Saved entries
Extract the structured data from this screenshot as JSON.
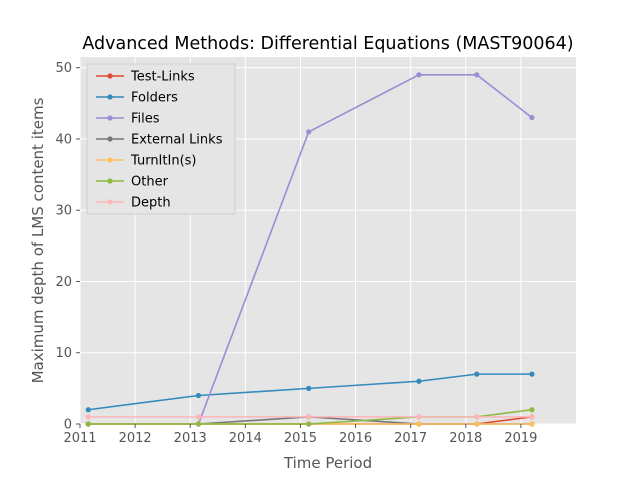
{
  "chart_data": {
    "type": "line",
    "title": "Advanced Methods: Differential Equations (MAST90064)",
    "xlabel": "Time Period",
    "ylabel": "Maximum depth of LMS content items",
    "xlim": [
      2011,
      2020
    ],
    "ylim": [
      0,
      51.5
    ],
    "x_ticks": [
      2011,
      2012,
      2013,
      2014,
      2015,
      2016,
      2017,
      2018,
      2019
    ],
    "y_ticks": [
      0,
      10,
      20,
      30,
      40,
      50
    ],
    "x": [
      2011.15,
      2013.15,
      2015.15,
      2017.15,
      2018.2,
      2019.2
    ],
    "grid": true,
    "legend_position": "upper-left",
    "series": [
      {
        "name": "Test-Links",
        "color": "#E24A33",
        "values": [
          0,
          0,
          0,
          0,
          0,
          1
        ]
      },
      {
        "name": "Folders",
        "color": "#348ABD",
        "values": [
          2,
          4,
          5,
          6,
          7,
          7
        ]
      },
      {
        "name": "Files",
        "color": "#988ED5",
        "values": [
          0,
          0,
          41,
          49,
          49,
          43
        ]
      },
      {
        "name": "External Links",
        "color": "#777777",
        "values": [
          0,
          0,
          1,
          0,
          0,
          0
        ]
      },
      {
        "name": "TurnItIn(s)",
        "color": "#FBC15E",
        "values": [
          0,
          0,
          0,
          0,
          0,
          0
        ]
      },
      {
        "name": "Other",
        "color": "#8EBA42",
        "values": [
          0,
          0,
          0,
          1,
          1,
          2
        ]
      },
      {
        "name": "Depth",
        "color": "#FFB5B8",
        "values": [
          1,
          1,
          1,
          1,
          1,
          1
        ]
      }
    ]
  }
}
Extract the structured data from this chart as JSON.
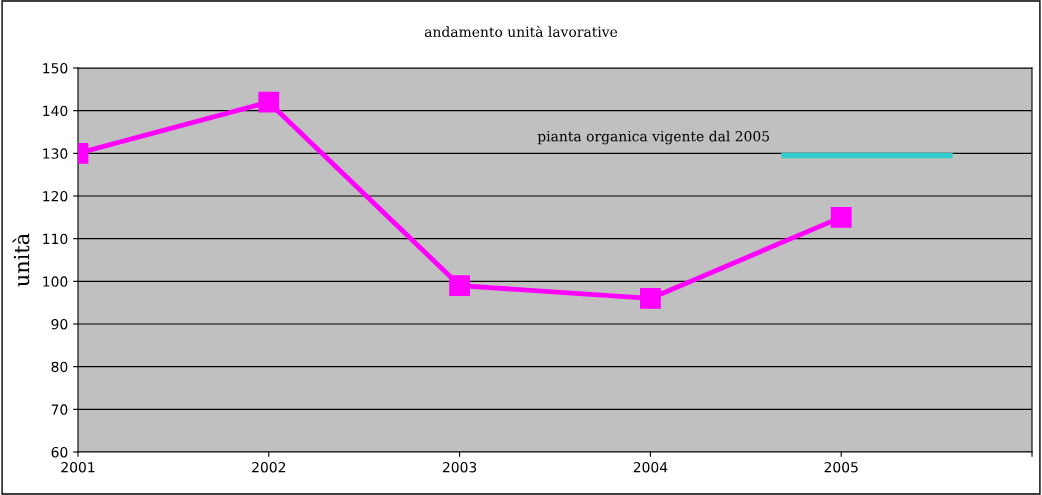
{
  "chart_data": {
    "type": "line",
    "title": "andamento unità lavorative",
    "ylabel": "unità",
    "x": [
      2001,
      2002,
      2003,
      2004,
      2005
    ],
    "series": [
      {
        "color": "#ff00ff",
        "values": [
          130,
          142,
          99,
          96,
          115
        ],
        "marker": "square"
      },
      {
        "name": "pianta organica vigente dal 2005",
        "color": "#33cccc",
        "x": [
          2004.7,
          2005.57
        ],
        "values": [
          129.5,
          129.5
        ],
        "marker": "none"
      }
    ],
    "xlim": [
      2001,
      2006
    ],
    "xticks": [
      2001,
      2002,
      2003,
      2004,
      2005,
      {
        "value": 2006,
        "label": null
      }
    ],
    "ylim": [
      60,
      150
    ],
    "yticks": [
      60,
      70,
      80,
      90,
      100,
      110,
      120,
      130,
      140,
      150
    ],
    "grid": "y",
    "line_style": "solid"
  }
}
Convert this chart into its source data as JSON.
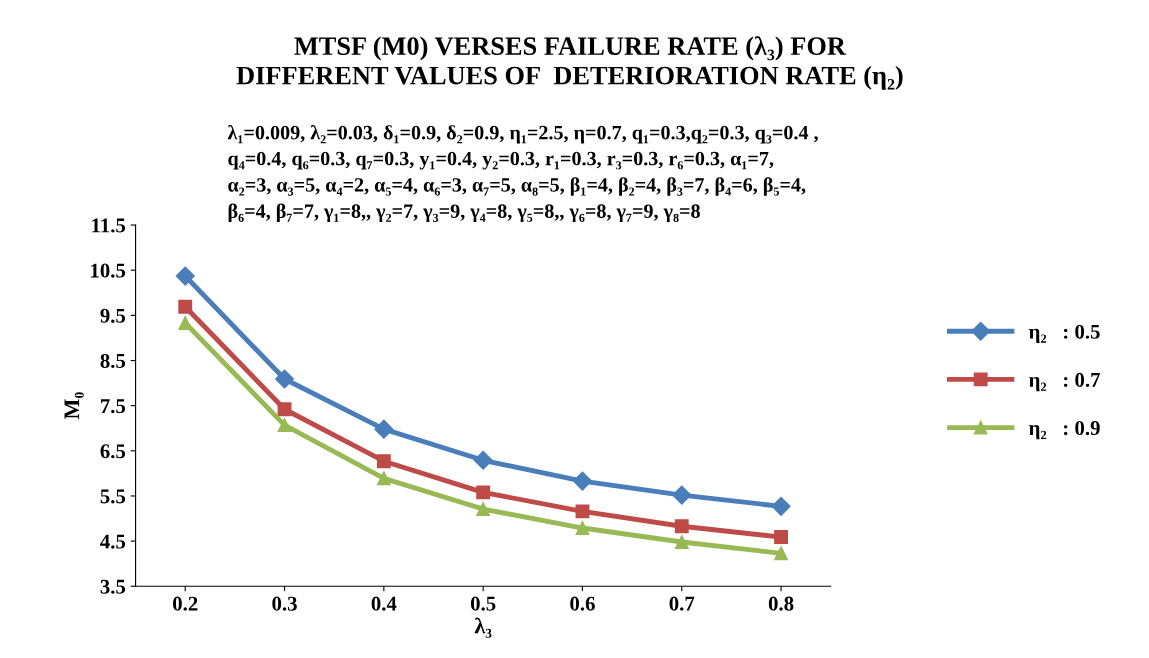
{
  "chart_data": {
    "type": "line",
    "title": "MTSF (M0) VERSES FAILURE RATE (λ₃) FOR\nDIFFERENT VALUES OF  DETERIORATION RATE (η₂)",
    "annotations": [
      "λ₁=0.009, λ₂=0.03, δ₁=0.9, δ₂=0.9, η₁=2.5, η=0.7, q₁=0.3,q₂=0.3, q₃=0.4 ,\nq₄=0.4, q₆=0.3, q₇=0.3, y₁=0.4, y₂=0.3, r₁=0.3, r₃=0.3, r₆=0.3, α₁=7,\nα₂=3, α₃=5, α₄=2, α₅=4, α₆=3, α₇=5, α₈=5, β₁=4, β₂=4, β₃=7, β₄=6, β₅=4,\nβ₆=4, β₇=7, γ₁=8,, γ₂=7, γ₃=9, γ₄=8, γ₅=8,, γ₆=8, γ₇=9, γ₈=8"
    ],
    "xlabel": "λ₃",
    "ylabel": "M₀",
    "categories": [
      "0.2",
      "0.3",
      "0.4",
      "0.5",
      "0.6",
      "0.7",
      "0.8"
    ],
    "series": [
      {
        "name": "η₂   : 0.5",
        "color": "#4a7ebb",
        "marker": "diamond",
        "values": [
          10.37,
          8.09,
          6.98,
          6.29,
          5.83,
          5.52,
          5.27
        ]
      },
      {
        "name": "η₂   : 0.7",
        "color": "#be4b48",
        "marker": "square",
        "values": [
          9.69,
          7.42,
          6.27,
          5.58,
          5.16,
          4.83,
          4.59
        ]
      },
      {
        "name": "η₂   : 0.9",
        "color": "#98b954",
        "marker": "triangle",
        "values": [
          9.33,
          7.07,
          5.89,
          5.21,
          4.79,
          4.48,
          4.23
        ]
      }
    ],
    "ylim": [
      3.5,
      11.5
    ],
    "yticks": [
      3.5,
      4.5,
      5.5,
      6.5,
      7.5,
      8.5,
      9.5,
      10.5,
      11.5
    ],
    "grid": false,
    "legend": "right",
    "line_style": "solid"
  }
}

What needs to be done = For the entries shown above, give the number of lines that include the word "color", without any other text.

Reply to the exercise = 12